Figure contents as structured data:
---

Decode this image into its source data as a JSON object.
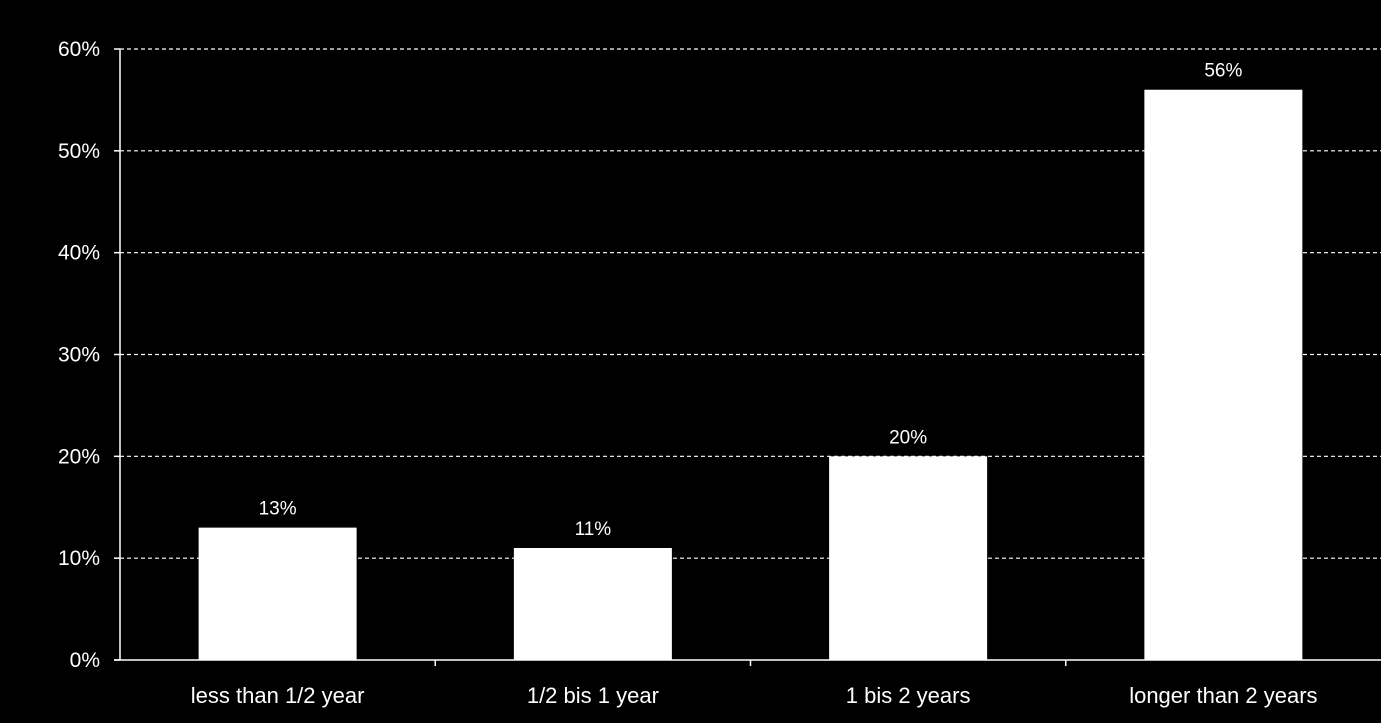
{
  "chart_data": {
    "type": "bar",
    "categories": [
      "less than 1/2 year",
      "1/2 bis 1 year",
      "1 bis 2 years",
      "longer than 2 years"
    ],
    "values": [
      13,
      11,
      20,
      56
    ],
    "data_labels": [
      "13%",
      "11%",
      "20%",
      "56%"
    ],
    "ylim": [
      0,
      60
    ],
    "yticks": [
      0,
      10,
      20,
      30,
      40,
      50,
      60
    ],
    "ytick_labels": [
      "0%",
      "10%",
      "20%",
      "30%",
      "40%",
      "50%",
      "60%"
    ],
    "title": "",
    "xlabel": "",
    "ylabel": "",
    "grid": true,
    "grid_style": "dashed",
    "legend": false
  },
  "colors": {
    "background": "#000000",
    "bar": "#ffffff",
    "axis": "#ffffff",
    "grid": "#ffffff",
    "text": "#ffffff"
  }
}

---

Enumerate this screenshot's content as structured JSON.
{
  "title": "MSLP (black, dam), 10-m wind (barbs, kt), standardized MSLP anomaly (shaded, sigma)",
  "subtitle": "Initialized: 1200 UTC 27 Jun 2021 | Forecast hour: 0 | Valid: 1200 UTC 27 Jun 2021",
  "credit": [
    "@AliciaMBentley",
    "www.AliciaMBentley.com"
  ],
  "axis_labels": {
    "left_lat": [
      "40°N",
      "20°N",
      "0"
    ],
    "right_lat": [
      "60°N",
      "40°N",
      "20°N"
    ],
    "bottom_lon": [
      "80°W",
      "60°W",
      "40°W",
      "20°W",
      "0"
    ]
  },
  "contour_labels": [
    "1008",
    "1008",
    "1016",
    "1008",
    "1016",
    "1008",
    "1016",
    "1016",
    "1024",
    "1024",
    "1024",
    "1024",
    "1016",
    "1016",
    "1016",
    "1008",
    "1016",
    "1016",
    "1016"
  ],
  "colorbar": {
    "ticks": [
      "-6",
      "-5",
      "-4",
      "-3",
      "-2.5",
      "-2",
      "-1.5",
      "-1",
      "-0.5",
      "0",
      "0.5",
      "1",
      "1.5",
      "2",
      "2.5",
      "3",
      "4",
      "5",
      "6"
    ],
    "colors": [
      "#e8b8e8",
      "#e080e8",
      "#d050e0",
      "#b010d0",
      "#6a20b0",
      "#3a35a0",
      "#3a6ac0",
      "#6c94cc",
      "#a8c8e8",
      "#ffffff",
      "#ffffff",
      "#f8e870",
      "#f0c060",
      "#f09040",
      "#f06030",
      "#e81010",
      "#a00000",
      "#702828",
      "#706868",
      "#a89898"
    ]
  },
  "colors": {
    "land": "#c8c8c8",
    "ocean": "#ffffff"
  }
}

---

> **Aim of the exercise**
Look through the data and gather every line with the string "ffffff" in it.

> **Task output**
    "bar": "#ffffff",
    "axis": "#ffffff",
    "grid": "#ffffff",
    "text": "#ffffff"
      "#ffffff",
      "#ffffff",
    "ocean": "#ffffff"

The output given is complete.